Identify each line containing the word "assistance" and copy it.
* * *
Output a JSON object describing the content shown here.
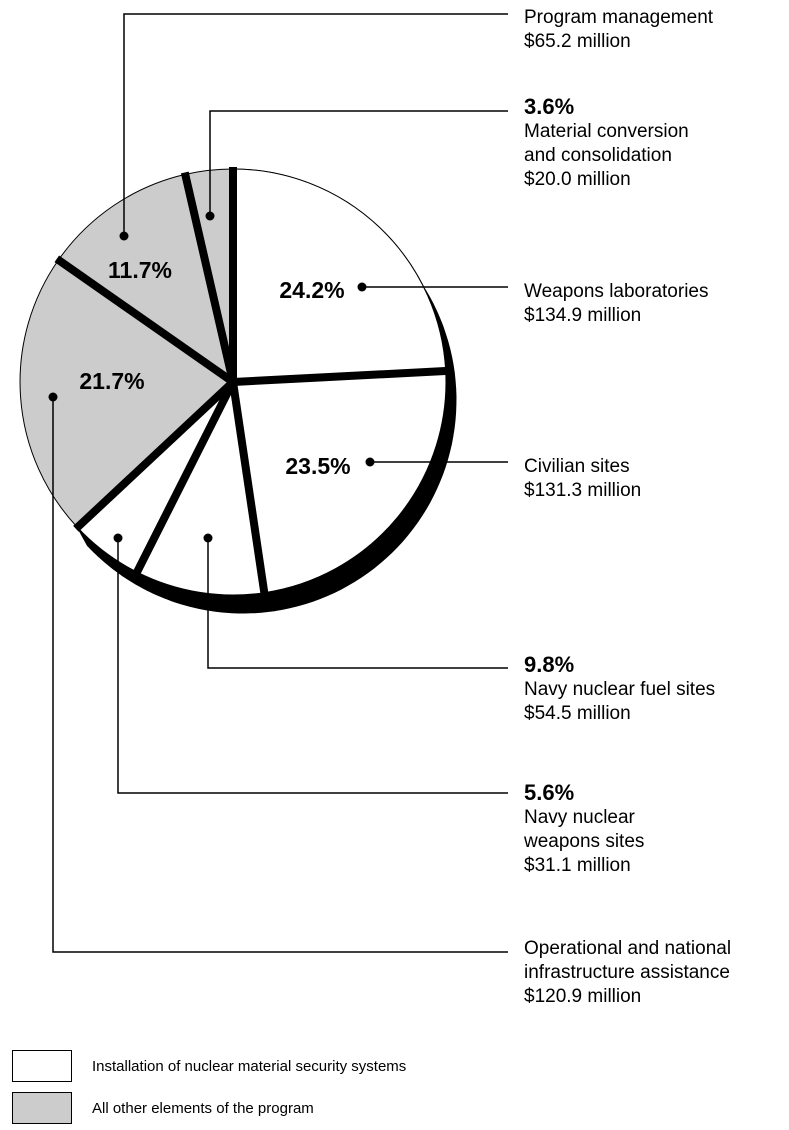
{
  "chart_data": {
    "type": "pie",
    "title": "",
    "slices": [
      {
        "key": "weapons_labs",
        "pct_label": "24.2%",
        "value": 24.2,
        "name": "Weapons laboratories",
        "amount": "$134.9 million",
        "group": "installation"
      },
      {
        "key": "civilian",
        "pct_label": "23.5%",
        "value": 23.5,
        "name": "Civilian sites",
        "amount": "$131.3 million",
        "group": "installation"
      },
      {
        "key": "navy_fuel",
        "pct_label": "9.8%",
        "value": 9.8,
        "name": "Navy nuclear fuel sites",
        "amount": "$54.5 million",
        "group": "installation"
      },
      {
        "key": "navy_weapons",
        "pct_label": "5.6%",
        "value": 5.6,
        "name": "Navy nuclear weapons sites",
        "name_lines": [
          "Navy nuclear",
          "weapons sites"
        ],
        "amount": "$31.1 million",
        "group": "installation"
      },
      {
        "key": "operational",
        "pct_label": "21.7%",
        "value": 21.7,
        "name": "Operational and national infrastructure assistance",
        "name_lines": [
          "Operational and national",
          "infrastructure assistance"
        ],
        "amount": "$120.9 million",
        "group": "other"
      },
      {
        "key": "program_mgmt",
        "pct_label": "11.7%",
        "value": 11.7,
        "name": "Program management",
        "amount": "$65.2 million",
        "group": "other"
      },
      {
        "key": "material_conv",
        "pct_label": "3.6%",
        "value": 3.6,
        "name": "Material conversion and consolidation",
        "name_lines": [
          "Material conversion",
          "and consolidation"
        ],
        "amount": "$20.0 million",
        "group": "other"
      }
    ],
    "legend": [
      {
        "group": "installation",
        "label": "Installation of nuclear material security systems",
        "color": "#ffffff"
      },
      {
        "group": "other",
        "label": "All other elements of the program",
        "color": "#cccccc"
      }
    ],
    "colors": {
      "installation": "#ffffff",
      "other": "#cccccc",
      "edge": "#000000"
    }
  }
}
* * *
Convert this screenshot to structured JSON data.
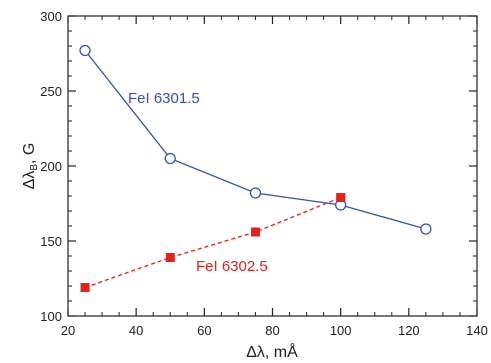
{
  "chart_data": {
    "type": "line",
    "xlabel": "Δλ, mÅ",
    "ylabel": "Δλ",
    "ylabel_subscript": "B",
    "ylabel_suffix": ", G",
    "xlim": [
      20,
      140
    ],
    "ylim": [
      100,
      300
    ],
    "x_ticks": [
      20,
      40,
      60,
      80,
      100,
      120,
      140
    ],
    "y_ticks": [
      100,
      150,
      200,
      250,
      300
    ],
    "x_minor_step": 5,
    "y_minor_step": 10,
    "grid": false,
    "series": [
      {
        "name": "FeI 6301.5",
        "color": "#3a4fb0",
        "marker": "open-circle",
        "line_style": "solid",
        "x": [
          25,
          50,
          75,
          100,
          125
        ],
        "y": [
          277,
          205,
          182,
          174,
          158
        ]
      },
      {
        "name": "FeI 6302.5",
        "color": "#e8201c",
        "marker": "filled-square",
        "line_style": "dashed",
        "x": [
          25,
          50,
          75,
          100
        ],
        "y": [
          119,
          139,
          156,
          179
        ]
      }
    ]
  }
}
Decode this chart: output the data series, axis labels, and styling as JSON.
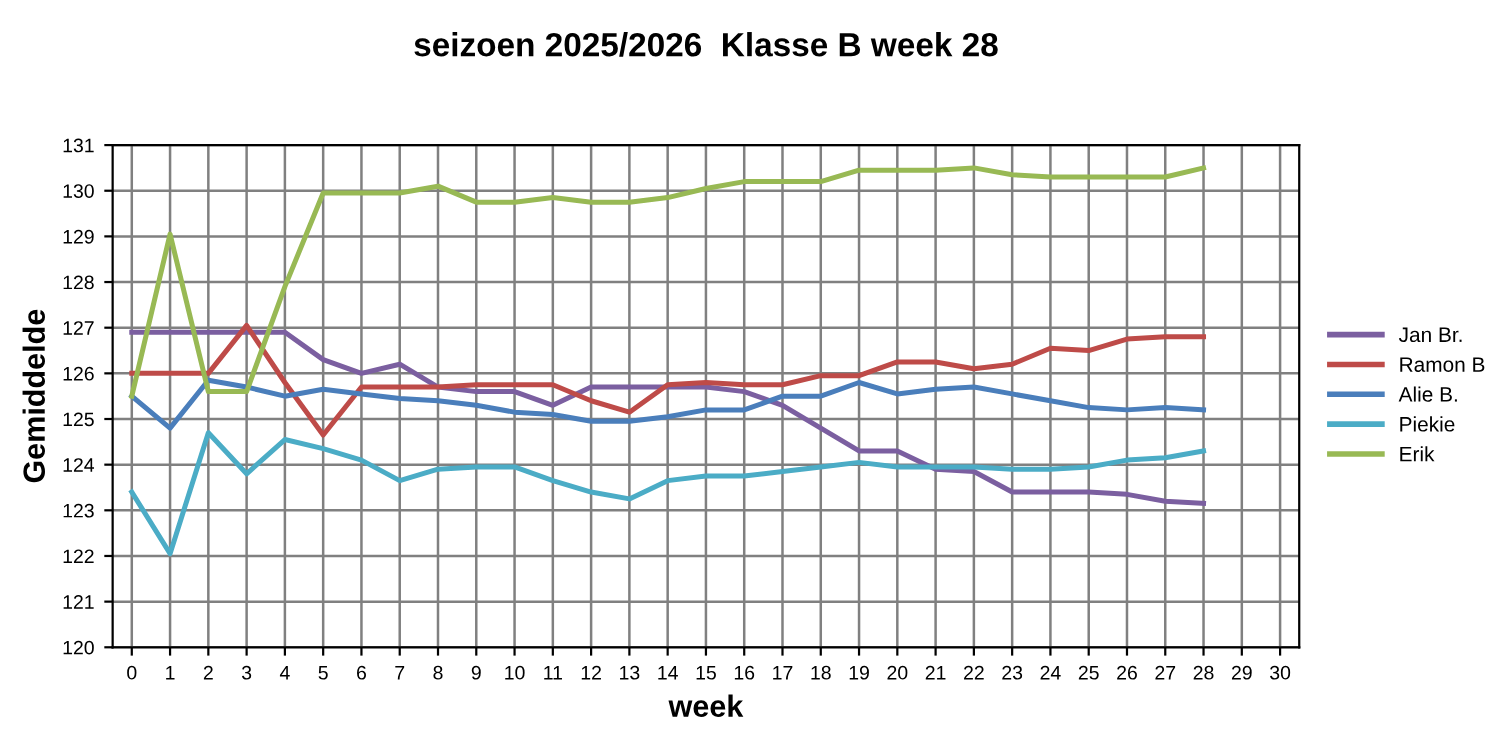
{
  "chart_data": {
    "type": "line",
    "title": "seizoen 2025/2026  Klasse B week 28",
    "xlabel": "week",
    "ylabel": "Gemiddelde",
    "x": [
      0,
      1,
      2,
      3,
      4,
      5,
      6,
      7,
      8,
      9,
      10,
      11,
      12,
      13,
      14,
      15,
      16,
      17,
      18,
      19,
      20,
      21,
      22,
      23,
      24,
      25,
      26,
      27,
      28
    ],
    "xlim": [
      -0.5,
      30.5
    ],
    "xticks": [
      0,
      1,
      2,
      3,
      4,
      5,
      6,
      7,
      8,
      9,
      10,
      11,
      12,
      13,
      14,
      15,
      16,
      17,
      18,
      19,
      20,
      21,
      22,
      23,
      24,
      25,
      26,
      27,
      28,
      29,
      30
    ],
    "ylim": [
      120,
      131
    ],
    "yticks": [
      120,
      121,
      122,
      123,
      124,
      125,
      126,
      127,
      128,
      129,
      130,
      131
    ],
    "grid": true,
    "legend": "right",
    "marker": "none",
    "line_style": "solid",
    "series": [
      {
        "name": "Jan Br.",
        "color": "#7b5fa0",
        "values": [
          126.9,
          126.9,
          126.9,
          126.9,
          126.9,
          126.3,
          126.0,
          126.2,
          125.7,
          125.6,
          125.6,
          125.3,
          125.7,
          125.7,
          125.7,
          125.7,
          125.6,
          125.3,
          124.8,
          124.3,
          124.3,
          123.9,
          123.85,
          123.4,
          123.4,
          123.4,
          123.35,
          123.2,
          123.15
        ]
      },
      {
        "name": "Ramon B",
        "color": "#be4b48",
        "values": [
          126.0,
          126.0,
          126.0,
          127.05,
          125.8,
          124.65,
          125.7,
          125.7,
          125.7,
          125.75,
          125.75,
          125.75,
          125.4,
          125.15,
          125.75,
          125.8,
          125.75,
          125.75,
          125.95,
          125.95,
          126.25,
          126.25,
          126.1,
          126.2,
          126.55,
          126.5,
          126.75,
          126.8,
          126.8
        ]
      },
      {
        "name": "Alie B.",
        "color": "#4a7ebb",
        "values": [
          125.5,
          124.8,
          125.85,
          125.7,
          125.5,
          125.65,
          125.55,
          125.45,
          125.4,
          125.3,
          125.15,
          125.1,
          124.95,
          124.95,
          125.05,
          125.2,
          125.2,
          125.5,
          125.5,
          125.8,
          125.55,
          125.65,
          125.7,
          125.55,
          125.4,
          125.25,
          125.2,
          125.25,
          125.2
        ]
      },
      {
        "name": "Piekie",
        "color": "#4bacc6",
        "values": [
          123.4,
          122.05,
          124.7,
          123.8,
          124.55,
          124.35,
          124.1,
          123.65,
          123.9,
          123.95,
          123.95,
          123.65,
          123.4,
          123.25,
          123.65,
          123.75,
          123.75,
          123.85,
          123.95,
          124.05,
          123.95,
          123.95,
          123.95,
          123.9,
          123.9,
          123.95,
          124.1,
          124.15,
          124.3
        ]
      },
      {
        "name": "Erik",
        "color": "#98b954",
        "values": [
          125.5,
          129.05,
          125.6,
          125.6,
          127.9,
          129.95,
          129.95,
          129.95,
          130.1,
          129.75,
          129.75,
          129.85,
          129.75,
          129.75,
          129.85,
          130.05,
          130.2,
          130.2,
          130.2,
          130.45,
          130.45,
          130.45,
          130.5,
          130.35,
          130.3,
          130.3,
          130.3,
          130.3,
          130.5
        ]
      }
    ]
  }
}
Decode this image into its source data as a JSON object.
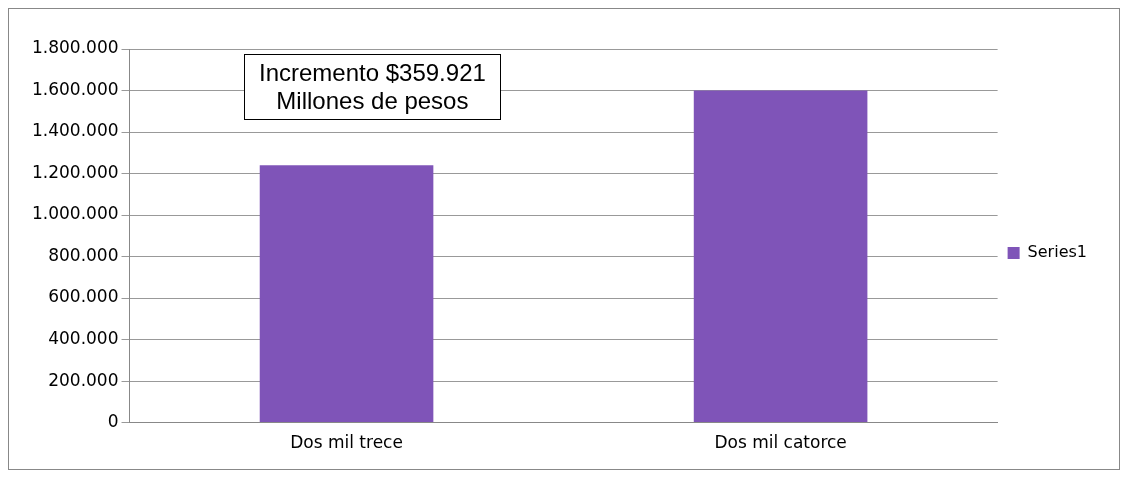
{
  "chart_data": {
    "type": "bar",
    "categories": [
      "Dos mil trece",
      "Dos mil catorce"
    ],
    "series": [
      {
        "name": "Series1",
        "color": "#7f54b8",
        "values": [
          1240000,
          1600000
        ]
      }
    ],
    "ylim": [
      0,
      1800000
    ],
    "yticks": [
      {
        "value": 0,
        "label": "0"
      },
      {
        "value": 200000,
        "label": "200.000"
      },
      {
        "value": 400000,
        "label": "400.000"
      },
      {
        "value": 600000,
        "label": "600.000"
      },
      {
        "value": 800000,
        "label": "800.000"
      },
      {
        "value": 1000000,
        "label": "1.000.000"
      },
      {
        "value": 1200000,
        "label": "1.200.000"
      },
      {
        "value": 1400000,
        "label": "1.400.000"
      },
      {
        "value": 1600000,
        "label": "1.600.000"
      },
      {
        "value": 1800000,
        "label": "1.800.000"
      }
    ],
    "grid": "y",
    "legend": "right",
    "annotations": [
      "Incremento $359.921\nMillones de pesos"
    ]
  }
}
* * *
[SOLUTION FOR THIS EXERCISE]:
        "name": "Operational and national infrastructure assistance",
          "infrastructure assistance"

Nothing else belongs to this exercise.